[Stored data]
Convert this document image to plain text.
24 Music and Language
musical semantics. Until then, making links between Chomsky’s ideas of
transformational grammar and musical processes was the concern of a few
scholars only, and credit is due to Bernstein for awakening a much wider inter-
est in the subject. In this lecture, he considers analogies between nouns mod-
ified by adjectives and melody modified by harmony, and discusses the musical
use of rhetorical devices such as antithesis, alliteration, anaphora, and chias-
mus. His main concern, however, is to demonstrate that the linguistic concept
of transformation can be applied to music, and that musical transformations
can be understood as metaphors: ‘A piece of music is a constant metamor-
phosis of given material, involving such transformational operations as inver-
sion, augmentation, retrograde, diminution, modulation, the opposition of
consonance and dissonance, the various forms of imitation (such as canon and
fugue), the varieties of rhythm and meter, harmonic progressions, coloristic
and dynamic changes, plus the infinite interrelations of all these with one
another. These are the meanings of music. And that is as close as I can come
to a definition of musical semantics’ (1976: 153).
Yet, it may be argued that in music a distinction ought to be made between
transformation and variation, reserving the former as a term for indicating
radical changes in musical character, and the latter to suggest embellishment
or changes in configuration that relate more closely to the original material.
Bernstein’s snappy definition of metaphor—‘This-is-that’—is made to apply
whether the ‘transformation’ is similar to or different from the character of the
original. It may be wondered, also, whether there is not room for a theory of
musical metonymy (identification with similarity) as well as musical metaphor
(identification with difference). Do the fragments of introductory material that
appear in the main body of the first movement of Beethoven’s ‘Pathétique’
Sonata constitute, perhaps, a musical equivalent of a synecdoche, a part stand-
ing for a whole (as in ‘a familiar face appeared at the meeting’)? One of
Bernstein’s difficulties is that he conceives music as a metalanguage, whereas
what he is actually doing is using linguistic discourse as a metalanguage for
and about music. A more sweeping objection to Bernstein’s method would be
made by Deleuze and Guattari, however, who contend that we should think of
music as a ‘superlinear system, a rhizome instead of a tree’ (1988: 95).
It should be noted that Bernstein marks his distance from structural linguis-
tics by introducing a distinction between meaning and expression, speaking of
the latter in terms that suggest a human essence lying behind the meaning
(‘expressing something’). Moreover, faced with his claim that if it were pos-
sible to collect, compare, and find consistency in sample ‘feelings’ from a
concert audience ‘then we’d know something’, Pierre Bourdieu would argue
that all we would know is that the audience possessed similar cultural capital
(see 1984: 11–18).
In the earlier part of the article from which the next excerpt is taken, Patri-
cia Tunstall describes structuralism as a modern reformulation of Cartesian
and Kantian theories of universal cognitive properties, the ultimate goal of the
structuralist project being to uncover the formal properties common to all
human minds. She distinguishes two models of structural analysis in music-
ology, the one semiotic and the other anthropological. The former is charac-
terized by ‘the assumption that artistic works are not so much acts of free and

* _STATED EXERCISE_:
Search the data for "semantics". Copy every matching line.

* _ANSWER TO THIS PROBLEM_:
musical semantics. Until then, making links between Chomsky’s ideas of
to a definition of musical semantics’ (1976: 153).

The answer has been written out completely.